▸ **Problem to work on**
Which lines below hold the word "document"? Copy all of them.

>>>>

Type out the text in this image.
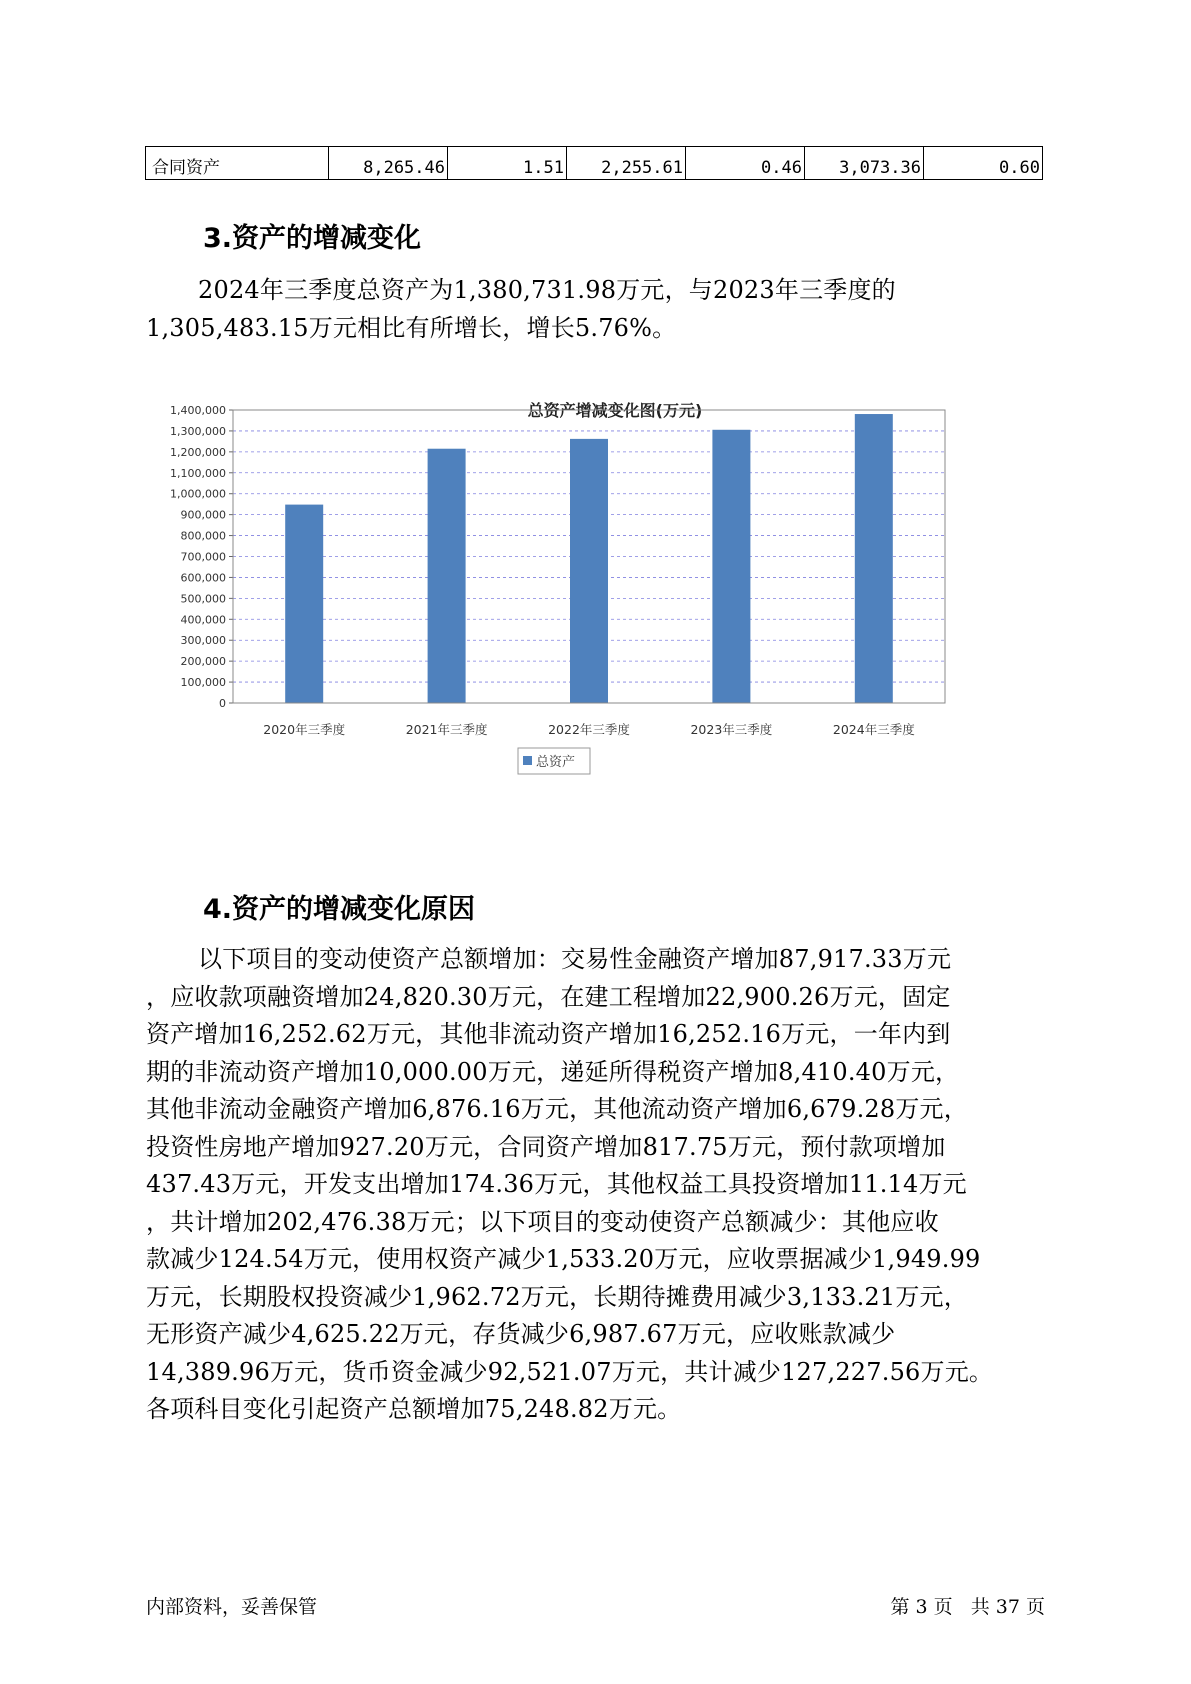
合同资产	8,265.46	1.51	2,255.61	0.46	3,073.36	0.60
3.资产的增减变化
2024年三季度总资产为1,380,731.98万元，与2023年三季度的
1,305,483.15万元相比有所增长，增长5.76%。
总资产增减变化图(万元)
0
100,000
200,000
300,000
400,000
500,000
600,000
700,000
800,000
900,000
1,000,000
1,100,000
1,200,000
1,300,000
1,400,000
2020年三季度	2021年三季度	2022年三季度	2023年三季度	2024年三季度
总资产
4.资产的增减变化原因
以下项目的变动使资产总额增加：交易性金融资产增加87,917.33万元
，应收款项融资增加24,820.30万元，在建工程增加22,900.26万元，固定
资产增加16,252.62万元，其他非流动资产增加16,252.16万元，一年内到
期的非流动资产增加10,000.00万元，递延所得税资产增加8,410.40万元，
其他非流动金融资产增加6,876.16万元，其他流动资产增加6,679.28万元，
投资性房地产增加927.20万元，合同资产增加817.75万元，预付款项增加
437.43万元，开发支出增加174.36万元，其他权益工具投资增加11.14万元
，共计增加202,476.38万元；以下项目的变动使资产总额减少：其他应收
款减少124.54万元，使用权资产减少1,533.20万元，应收票据减少1,949.99
万元，长期股权投资减少1,962.72万元，长期待摊费用减少3,133.21万元，
无形资产减少4,625.22万元，存货减少6,987.67万元，应收账款减少
14,389.96万元，货币资金减少92,521.07万元，共计减少127,227.56万元。
各项科目变化引起资产总额增加75,248.82万元。
内部资料，妥善保管	第 3 页   共 37 页
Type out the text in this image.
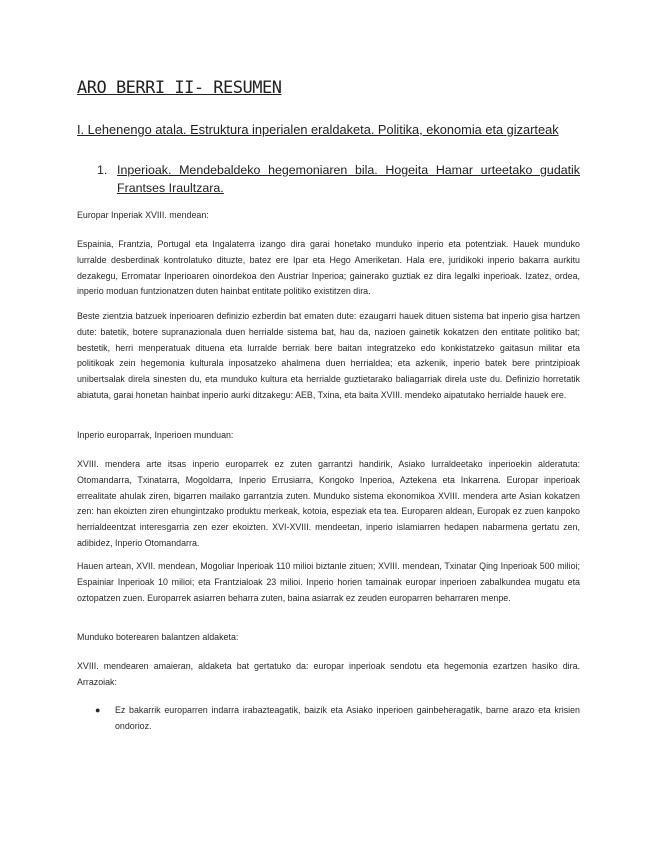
ARO BERRI II- RESUMEN
I. Lehenengo atala. Estruktura inperialen eraldaketa. Politika, ekonomia eta gizarteak
1. Inperioak. Mendebaldeko hegemoniaren bila. Hogeita Hamar urteetako gudatik Frantses Iraultzara.

Europar Inperiak XVIII. mendean:

Espainia, Frantzia, Portugal eta Ingalaterra izango dira garai honetako munduko inperio eta potentziak. Hauek munduko lurralde desberdinak kontrolatuko dituzte, batez ere Ipar eta Hego Ameriketan. Hala ere, juridikoki inperio bakarra aurkitu dezakegu, Erromatar Inperioaren oinordekoa den Austriar Inperioa; gainerako guztiak ez dira legalki inperioak. Izatez, ordea, inperio moduan funtzionatzen duten hainbat entitate politiko existitzen dira.

Beste zientzia batzuek inperioaren definizio ezberdin bat ematen dute: ezaugarri hauek dituen sistema bat inperio gisa hartzen dute: batetik, botere supranazionala duen herrialde sistema bat, hau da, nazioen gainetik kokatzen den entitate politiko bat; bestetik, herri menperatuak dituena eta lurralde berriak bere baitan integratzeko edo konkistatzeko gaitasun militar eta politikoak zein hegemonia kulturala inposatzeko ahalmena duen herrialdea; eta azkenik, inperio batek bere printzipioak unibertsalak direla sinesten du, eta munduko kultura eta herrialde guztietarako baliagarriak direla uste du. Definizio horretatik abiatuta, garai honetan hainbat inperio aurki ditzakegu: AEB, Txina, eta baita XVIII. mendeko aipatutako herrialde hauek ere.

Inperio europarrak, Inperioen munduan:

XVIII. mendera arte itsas inperio europarrek ez zuten garrantzi handirik, Asiako lurraldeetako inperioekin alderatuta: Otomandarra, Txinatarra, Mogoldarra, Inperio Errusiarra, Kongoko Inperioa, Aztekena eta Inkarrena. Europar inperioak errealitate ahulak ziren, bigarren mailako garrantzia zuten. Munduko sistema ekonomikoa XVIII. mendera arte Asian kokatzen zen: han ekoizten ziren ehungintzako produktu merkeak, kotoia, espeziak eta tea. Europaren aldean, Europak ez zuen kanpoko herrialdeentzat interesgarria zen ezer ekoizten. XVI-XVIII. mendeetan, inperio islamiarren hedapen nabarmena gertatu zen, adibidez, Inperio Otomandarra.

Hauen artean, XVII. mendean, Mogoliar Inperioak 110 milioi biztanle zituen; XVIII. mendean, Txinatar Qing Inperioak 500 milioi; Espainiar Inperioak 10 milioi; eta Frantzialoak 23 milioi. Inperio horien tamainak europar inperioen zabalkundea mugatu eta oztopatzen zuen. Europarrek asiarren beharra zuten, baina asiarrak ez zeuden europarren beharraren menpe.

Munduko boterearen balantzen aldaketa:

XVIII. mendearen amaieran, aldaketa bat gertatuko da: europar inperioak sendotu eta hegemonia ezartzen hasiko dira. Arrazoiak:

●	Ez bakarrik europarren indarra irabazteagatik, baizik eta Asiako inperioen gainbeheragatik, barne arazo eta krisien ondorioz.
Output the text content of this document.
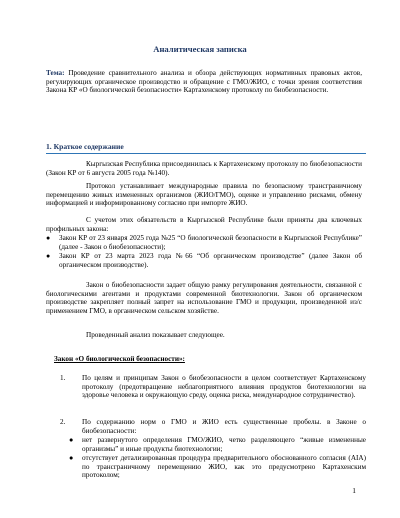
Аналитическая записка
Тема: Проведение сравнительного анализа и обзора действующих нормативных правовых актов, регулирующих органическое производство и обращение с ГМО/ЖИО, с точки зрения соответствия Закона КР «О биологической безопасности» Картахенскому протоколу по биобезопасности.
1. Краткое содержание
Кыргызская Республика присоединилась к Картахенскому протоколу по биобезопасности (Закон КР от 6 августа 2005 года №140).
Протокол устанавливает международные правила по безопасному трансграничному перемещению живых измененных организмов (ЖИО/ГМО), оценке и управлению рисками, обмену информацией и информированному согласию при импорте ЖИО.
С учетом этих обязательств в Кыргызской Республике были приняты два ключевых профильных закона:
● Закон КР от 23 января 2025 года №25 “О биологической безопасности в Кыргызской Республике” (далее - Закон о биобезопасности);
● Закон КР от 23 марта 2023 года №66 “Об органическом производстве” (далее Закон об органическом производстве).
Закон о биобезопасности задает общую рамку регулирования деятельности, связанной с биологическими агентами и продуктами современной биотехнологии. Закон об органическом производстве закрепляет полный запрет на использование ГМО и продукции, произведенной из/с применением ГМО, в органическом сельском хозяйстве.
Проведенный анализ показывает следующее.
Закон «О биологической безопасности»:
1. По целям и принципам Закон о биобезопасности в целом соответствует Картахенскому протоколу (предотвращение неблагоприятного влияния продуктов биотехнологии на здоровье человека и окружающую среду, оценка риска, международное сотрудничество).
2. По содержанию норм о ГМО и ЖИО есть существенные пробелы. в Законе о биобезопасности:
● нет развернутого определения ГМО/ЖИО, четко разделяющего “живые измененные организмы” и иные продукты биотехнологии;
● отсутствует детализированная процедура предварительного обоснованного согласия (AIA) по трансграничному перемещению ЖИО, как это предусмотрено Картахенским протоколом;
1
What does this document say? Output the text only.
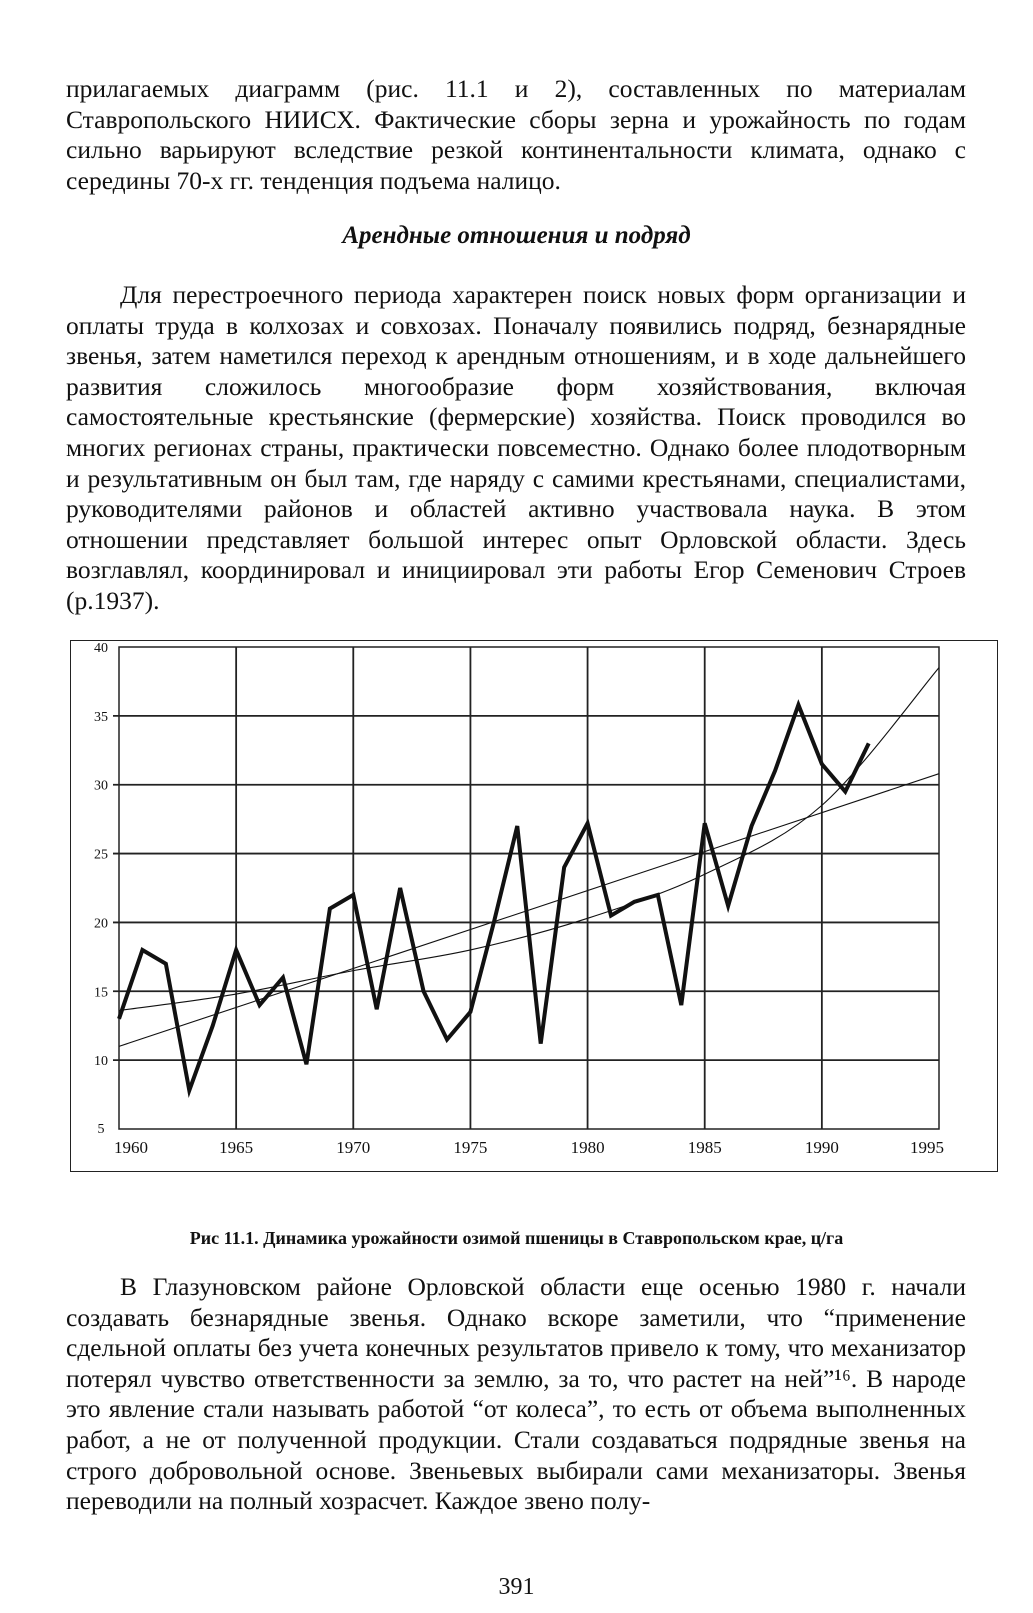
прилагаемых диаграмм (рис. 11.1 и 2), составленных по материалам Ставропольского НИИСХ. Фактические сборы зерна и урожайность по годам сильно варьируют вследствие резкой континентальности климата, однако с середины 70-х гг. тенденция подъема налицо.

Арендные отношения и подряд

Для перестроечного периода характерен поиск новых форм организации и оплаты труда в колхозах и совхозах. Поначалу появились подряд, безнарядные звенья, затем наметился переход к арендным отношениям, и в ходе дальнейшего развития сложилось многообразие форм хозяйствования, включая самостоятельные крестьянские (фермерские) хозяйства. Поиск проводился во многих регионах страны, практически повсеместно. Однако более плодотворным и результативным он был там, где наряду с самими крестьянами, специалистами, руководителями районов и областей активно участвовала наука. В этом отношении представляет большой интерес опыт Орловской области. Здесь возглавлял, координировал и инициировал эти работы Егор Семенович Строев (р.1937).

5
10
15
20
25
30
35
40
1960	1965	1970	1975	1980	1985	1990	1995
Рис 11.1. Динамика урожайности озимой пшеницы в Ставропольском крае, ц/га

В Глазуновском районе Орловской области еще осенью 1980 г. начали создавать безнарядные звенья. Однако вскоре заметили, что “применение сдельной оплаты без учета конечных результатов привело к тому, что механизатор потерял чувство ответственности за землю, за то, что растет на ней”¹⁶. В народе это явление стали называть работой “от колеса”, то есть от объема выполненных работ, а не от полученной продукции. Стали создаваться подрядные звенья на строго добровольной основе. Звеньевых выбирали сами механизаторы. Звенья переводили на полный хозрасчет. Каждое звено полу-

391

<<<<

▸ **Answer**
Output the text content of this document.
What does this document say? Output the text only.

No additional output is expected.